**TEXT SECTION**
start

Transactions with Officers-The Company’s current Interim CEO and CFO, Nicole Fernandez-McGovern, is one of the managing principals of both RCM Financial and Premier Financial Filings, companies that have provided contracted financial services to Trunity during 2013 and 2012. In 2013, RCM Financial Inc., a financial consulting firm providing interim CFO services, and accounting and tax professional services was paid total fees of $42,630 by the Company; and Premier Financial Filings, a full service financial printer, was compensated $2,163. In 2012, RCM Financial received $93,000 in total fees from the Company. Ms. Fernandez-McGovern’s services as CFO in a consulting capacity were paid through April 2013 as part of RCM Financial until she became the Company’s full-time CFO.
The Company’s Chief Education Officer Cutler Cleveland, prior to his full-time employment was a consultant for the company and currently authors on the platform. In his capacity as an author and consultant he received royalty payments based on his transaction sales for his book and a monthly consultant fee. In 2013 and 2012 he received $33,458 and $11,097, respectively. As a result of his full-time employment with Trunity the company has discontinued payment of his consulting fees on a go forward basis.
Reverse Merger with BTI IN 2012
Trunity, Inc. was formed on July 28, 2009 through the acquisition of certain intellectual property by its three founders, Terry B. Anderton, Dr. Joakim Lindblom and Les V. Anderton. In early 2012, the Company became a publicly-traded company through a reverse merger with Brain Tree International, Inc., a Utah corporation (“BTI”). At the time of the reverse merger, BTI was a shell company with no assets.

end

**DATASET RECORDS**

start

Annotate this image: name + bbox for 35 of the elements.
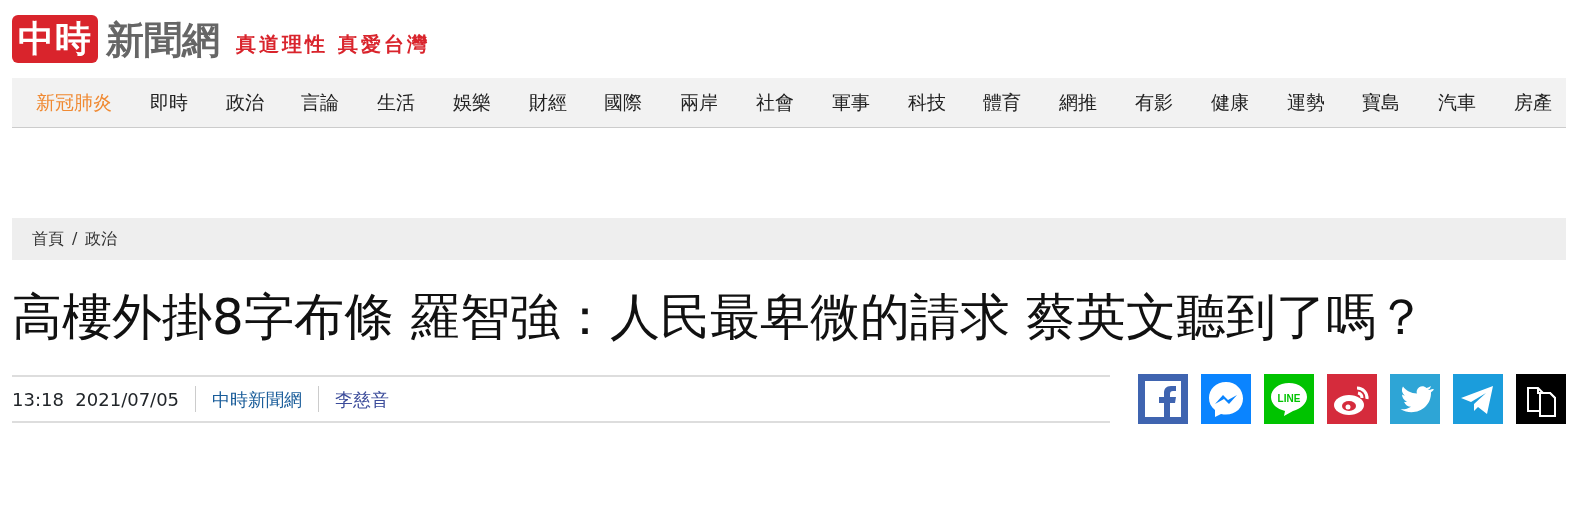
weibo-icon[interactable] bbox=[1327, 374, 1377, 424]
nav-link-item[interactable]: 即時 bbox=[149, 88, 188, 117]
nav-link-item[interactable]: 政治 bbox=[225, 88, 264, 117]
breadcrumb-separator: / bbox=[72, 228, 78, 250]
nav-link-item[interactable]: 有影 bbox=[1134, 88, 1173, 117]
messenger-icon[interactable] bbox=[1201, 374, 1251, 424]
nav-link-item[interactable]: 科技 bbox=[907, 88, 946, 117]
nav-link-item[interactable]: 健康 bbox=[1210, 88, 1249, 117]
logo-name[interactable]: 新聞網 bbox=[106, 10, 220, 68]
nav-link-item[interactable]: 國際 bbox=[604, 88, 643, 117]
telegram-icon[interactable] bbox=[1453, 374, 1503, 424]
nav-link-item[interactable]: 社會 bbox=[756, 88, 795, 117]
breadcrumb-link[interactable]: 首頁 bbox=[32, 227, 64, 251]
slogan: 真道理性 真愛台灣 bbox=[236, 31, 430, 58]
publish-time: 13:18 2021/07/05 bbox=[12, 387, 180, 412]
nav-link-item[interactable]: 娛樂 bbox=[452, 88, 491, 117]
nav-link-item[interactable]: 房產 bbox=[1513, 88, 1552, 117]
twitter-icon[interactable] bbox=[1390, 374, 1440, 424]
nav-link-item[interactable]: 兩岸 bbox=[680, 88, 719, 117]
nav-link-item[interactable]: 體育 bbox=[983, 88, 1022, 117]
nav-link-item[interactable]: 汽車 bbox=[1438, 88, 1477, 117]
nav-link-item[interactable]: 言論 bbox=[301, 88, 340, 117]
copy-icon[interactable] bbox=[1516, 374, 1566, 424]
nav-link-item[interactable]: 生活 bbox=[377, 88, 416, 117]
headline: 高樓外掛8字布條 羅智強：人民最卑微的請求 蔡英文聽到了嗎？ bbox=[12, 287, 1427, 348]
author-link[interactable]: 李慈音 bbox=[335, 385, 390, 413]
source-link[interactable]: 中時新聞網 bbox=[212, 385, 303, 413]
breadcrumb-link[interactable]: 政治 bbox=[85, 227, 118, 251]
logo-mark[interactable]: 中時 bbox=[12, 15, 98, 63]
nav-link-item[interactable]: 軍事 bbox=[831, 88, 870, 117]
nav-link-item[interactable]: 寶島 bbox=[1362, 88, 1401, 117]
nav-link-item[interactable]: 財經 bbox=[528, 88, 567, 117]
nav-link-item[interactable]: 運勢 bbox=[1286, 88, 1325, 117]
nav-link-item[interactable]: 網推 bbox=[1059, 88, 1098, 117]
facebook-icon[interactable] bbox=[1138, 374, 1188, 424]
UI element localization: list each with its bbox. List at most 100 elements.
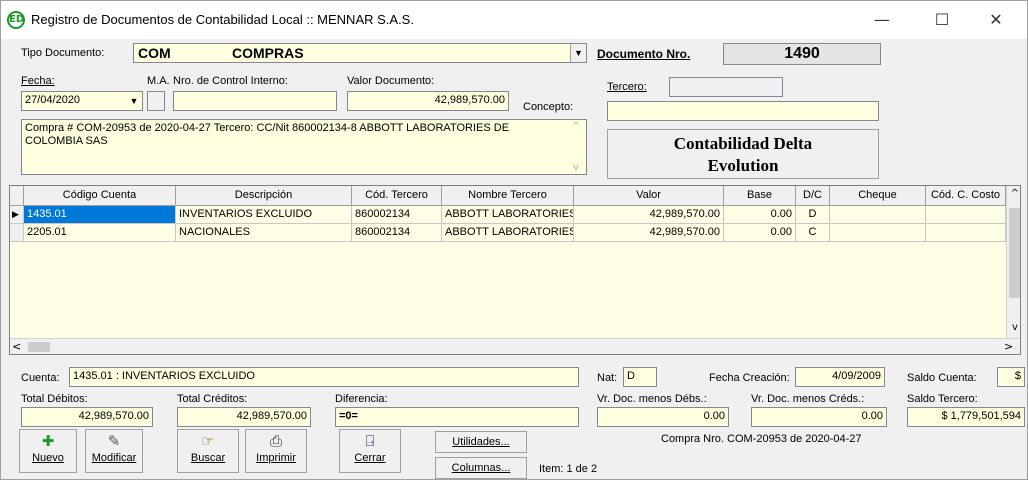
brand-line-1: Contabilidad Delta xyxy=(673,134,813,153)
col-header-codigo-cuenta[interactable]: Código Cuenta xyxy=(24,186,176,206)
documento-nro-value: 1490 xyxy=(723,43,881,65)
fecha-value: 27/04/2020 xyxy=(25,94,81,106)
scroll-left-icon[interactable]: < xyxy=(12,340,21,353)
grid-corner xyxy=(10,186,24,206)
table-cell-base[interactable]: 0.00 xyxy=(724,206,796,224)
table-cell-nombre-tercero[interactable]: ABBOTT LABORATORIES [ xyxy=(442,206,574,224)
col-header-dc[interactable]: D/C xyxy=(796,186,830,206)
accounts-grid[interactable]: Código Cuenta Descripción Cód. Tercero N… xyxy=(9,185,1021,355)
tipo-documento-code: COM xyxy=(138,45,171,61)
table-cell-base[interactable]: 0.00 xyxy=(724,224,796,242)
saldo-cuenta-label: Saldo Cuenta: xyxy=(907,372,977,384)
col-header-descripcion[interactable]: Descripción xyxy=(176,186,352,206)
nat-display: D xyxy=(623,367,657,387)
control-interno-label: Nro. de Control Interno: xyxy=(173,75,288,87)
imprimir-button[interactable]: ⎙ Imprimir xyxy=(245,429,307,473)
total-debitos-label: Total Débitos: xyxy=(21,393,88,405)
total-creditos-label: Total Créditos: xyxy=(177,393,248,405)
tipo-documento-name: COMPRAS xyxy=(232,45,304,61)
table-cell-costo[interactable] xyxy=(926,206,1006,224)
utilidades-button[interactable]: Utilidades... xyxy=(435,431,527,453)
scroll-up-icon[interactable]: ^ xyxy=(1007,188,1020,199)
table-cell-nombre-tercero[interactable]: ABBOTT LABORATORIES [ xyxy=(442,224,574,242)
close-button[interactable]: ✕ xyxy=(973,5,1019,35)
concepto-scrollbar[interactable]: ^ v xyxy=(567,121,585,173)
nuevo-button[interactable]: ✚ Nuevo xyxy=(19,429,77,473)
col-header-valor[interactable]: Valor xyxy=(574,186,724,206)
maximize-button[interactable]: ☐ xyxy=(919,5,965,35)
scroll-down-icon[interactable]: v xyxy=(567,162,585,173)
valor-documento-label: Valor Documento: xyxy=(347,75,435,87)
chevron-down-icon[interactable]: ▼ xyxy=(570,44,586,62)
printer-icon: ⎙ xyxy=(269,432,282,450)
table-cell-cod-tercero[interactable]: 860002134 xyxy=(352,206,442,224)
fecha-field[interactable]: 27/04/2020 ▼ xyxy=(21,91,143,111)
control-interno-input[interactable] xyxy=(173,91,337,111)
ma-label: M.A. xyxy=(147,75,170,87)
tipo-documento-label: Tipo Documento: xyxy=(21,47,105,59)
col-header-cheque[interactable]: Cheque xyxy=(830,186,926,206)
table-cell-descripcion[interactable]: INVENTARIOS EXCLUIDO xyxy=(176,206,352,224)
table-cell-cuenta[interactable]: 1435.01 xyxy=(24,206,176,224)
valor-documento-input[interactable]: 42,989,570.00 xyxy=(347,91,509,111)
vr-creds-label: Vr. Doc. menos Créds.: xyxy=(751,393,865,405)
search-icon: ☞ xyxy=(201,432,215,450)
vr-debs-display: 0.00 xyxy=(597,407,729,427)
brand-panel: Contabilidad Delta Evolution xyxy=(607,129,879,179)
tercero-label: Tercero: xyxy=(607,81,647,93)
minimize-button[interactable]: — xyxy=(859,5,905,35)
table-cell-cod-tercero[interactable]: 860002134 xyxy=(352,224,442,242)
saldo-cuenta-display: $ xyxy=(997,367,1025,387)
edit-icon: ✎ xyxy=(107,432,121,450)
concepto-textarea[interactable]: Compra # COM-20953 de 2020-04-27 Tercero… xyxy=(21,119,587,175)
table-cell-dc[interactable]: D xyxy=(796,206,830,224)
col-header-nombre-tercero[interactable]: Nombre Tercero xyxy=(442,186,574,206)
scroll-up-icon[interactable]: ^ xyxy=(567,121,585,132)
scroll-thumb[interactable] xyxy=(1009,208,1020,298)
scroll-right-icon[interactable]: > xyxy=(1004,340,1013,353)
grid-horizontal-scrollbar[interactable]: < > xyxy=(10,338,1020,354)
ma-checkbox[interactable] xyxy=(147,91,165,111)
exit-icon: ⍈ xyxy=(365,432,375,450)
table-cell-dc[interactable]: C xyxy=(796,224,830,242)
documento-nro-label: Documento Nro. xyxy=(597,47,691,61)
table-cell-cuenta[interactable]: 2205.01 xyxy=(24,224,176,242)
total-creditos-display: 42,989,570.00 xyxy=(177,407,311,427)
modificar-button[interactable]: ✎ Modificar xyxy=(85,429,143,473)
vr-creds-display: 0.00 xyxy=(751,407,887,427)
tipo-documento-select[interactable]: COM COMPRAS ▼ xyxy=(133,43,587,63)
scroll-down-icon[interactable]: v xyxy=(1007,322,1020,333)
columnas-button[interactable]: Columnas... xyxy=(435,457,527,479)
row-selector[interactable] xyxy=(10,224,24,242)
row-selector-arrow-icon[interactable]: ▶ xyxy=(10,206,24,224)
table-cell-cheque[interactable] xyxy=(830,224,926,242)
grid-vertical-scrollbar[interactable]: ^ v xyxy=(1006,186,1020,338)
fecha-creacion-display: 4/09/2009 xyxy=(795,367,885,387)
cuenta-display: 1435.01 : INVENTARIOS EXCLUIDO xyxy=(69,367,579,387)
table-cell-cheque[interactable] xyxy=(830,206,926,224)
hscroll-thumb[interactable] xyxy=(28,342,50,352)
buscar-button[interactable]: ☞ Buscar xyxy=(177,429,239,473)
col-header-base[interactable]: Base xyxy=(724,186,796,206)
col-header-cod-tercero[interactable]: Cód. Tercero xyxy=(352,186,442,206)
window-title: Registro de Documentos de Contabilidad L… xyxy=(31,12,414,27)
concepto-label: Concepto: xyxy=(523,101,574,113)
saldo-tercero-display: $ 1,779,501,594 xyxy=(907,407,1025,427)
table-cell-costo[interactable] xyxy=(926,224,1006,242)
table-cell-valor[interactable]: 42,989,570.00 xyxy=(574,224,724,242)
cerrar-button[interactable]: ⍈ Cerrar xyxy=(339,429,401,473)
item-counter: Item: 1 de 2 xyxy=(539,463,598,475)
main-window: ED Registro de Documentos de Contabilida… xyxy=(0,0,1028,480)
table-cell-descripcion[interactable]: NACIONALES xyxy=(176,224,352,242)
total-debitos-display: 42,989,570.00 xyxy=(21,407,153,427)
tercero-name-input[interactable] xyxy=(607,101,879,121)
plus-icon: ✚ xyxy=(41,432,55,450)
tercero-code-input[interactable] xyxy=(669,77,783,97)
table-cell-valor[interactable]: 42,989,570.00 xyxy=(574,206,724,224)
calendar-dropdown-icon[interactable]: ▼ xyxy=(126,92,142,110)
diferencia-label: Diferencia: xyxy=(335,393,388,405)
col-header-cod-costo[interactable]: Cód. C. Costo xyxy=(926,186,1006,206)
vr-debs-label: Vr. Doc. menos Débs.: xyxy=(597,393,707,405)
title-bar: ED Registro de Documentos de Contabilida… xyxy=(1,1,1027,39)
app-logo-icon: ED xyxy=(7,11,25,29)
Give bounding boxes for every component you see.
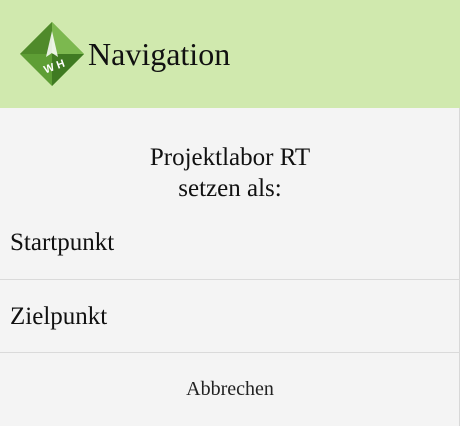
option-zielpunkt[interactable]: Zielpunkt [0,280,460,354]
message-line-2: setzen als: [178,175,282,202]
dialog-header: W H Navigation [0,0,460,108]
option-startpunkt[interactable]: Startpunkt [0,206,460,280]
wh-diamond-logo-icon: W H [20,22,84,86]
navigation-dialog: W H Navigation Projektlabor RT setzen al… [0,0,460,426]
dialog-message: Projektlabor RT setzen als: [0,142,460,204]
message-line-1: Projektlabor RT [149,144,311,171]
dialog-title: Navigation [88,36,231,72]
cancel-button[interactable]: Abbrechen [0,353,460,426]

end

**STATED PROBLEM 1**
Based on the Trunity text, say whether each statement agrees with it: (a) In 2013, Premier Financial Filings was compensated $2,163. (b) Trunity, Inc. was formed through its reverse merger with Brain Tree International, Inc. (c) BTI held significant assets when the reverse merger took place. For each, answer yes or no and quote the deciding words from the Trunity text.
**STATED PROBLEM 2**
In the entries, begin at the line that has "weibo-icon[interactable] bbox=[1327, 374, 1377, 424]" and stop after the line that has "breadcrumb-link[interactable]: 首頁 bbox=[32, 227, 64, 251]". Rewrite only those lines, replacing "nav-link-item" with "nav-tab" and leaving everything else unchanged.

**TASK ANSWER 1**
(a) Yes: "Premier Financial Filings, a full service financial printer, was compensated $2,163."
(b) No: "Trunity, Inc. was formed on July 28, 2009 through the acquisition of certain intellectual property by its three founders"
(c) No: "At the time of the reverse merger, BTI was a shell company with no assets."

**TASK ANSWER 2**
weibo-icon[interactable] bbox=[1327, 374, 1377, 424]
nav-tab[interactable]: 即時 bbox=[149, 88, 188, 117]
nav-tab[interactable]: 政治 bbox=[225, 88, 264, 117]
breadcrumb-separator: / bbox=[72, 228, 78, 250]
nav-tab[interactable]: 有影 bbox=[1134, 88, 1173, 117]
messenger-icon[interactable] bbox=[1201, 374, 1251, 424]
nav-tab[interactable]: 科技 bbox=[907, 88, 946, 117]
nav-tab[interactable]: 健康 bbox=[1210, 88, 1249, 117]
logo-name[interactable]: 新聞網 bbox=[106, 10, 220, 68]
nav-tab[interactable]: 國際 bbox=[604, 88, 643, 117]
telegram-icon[interactable] bbox=[1453, 374, 1503, 424]
nav-tab[interactable]: 社會 bbox=[756, 88, 795, 117]
breadcrumb-link[interactable]: 首頁 bbox=[32, 227, 64, 251]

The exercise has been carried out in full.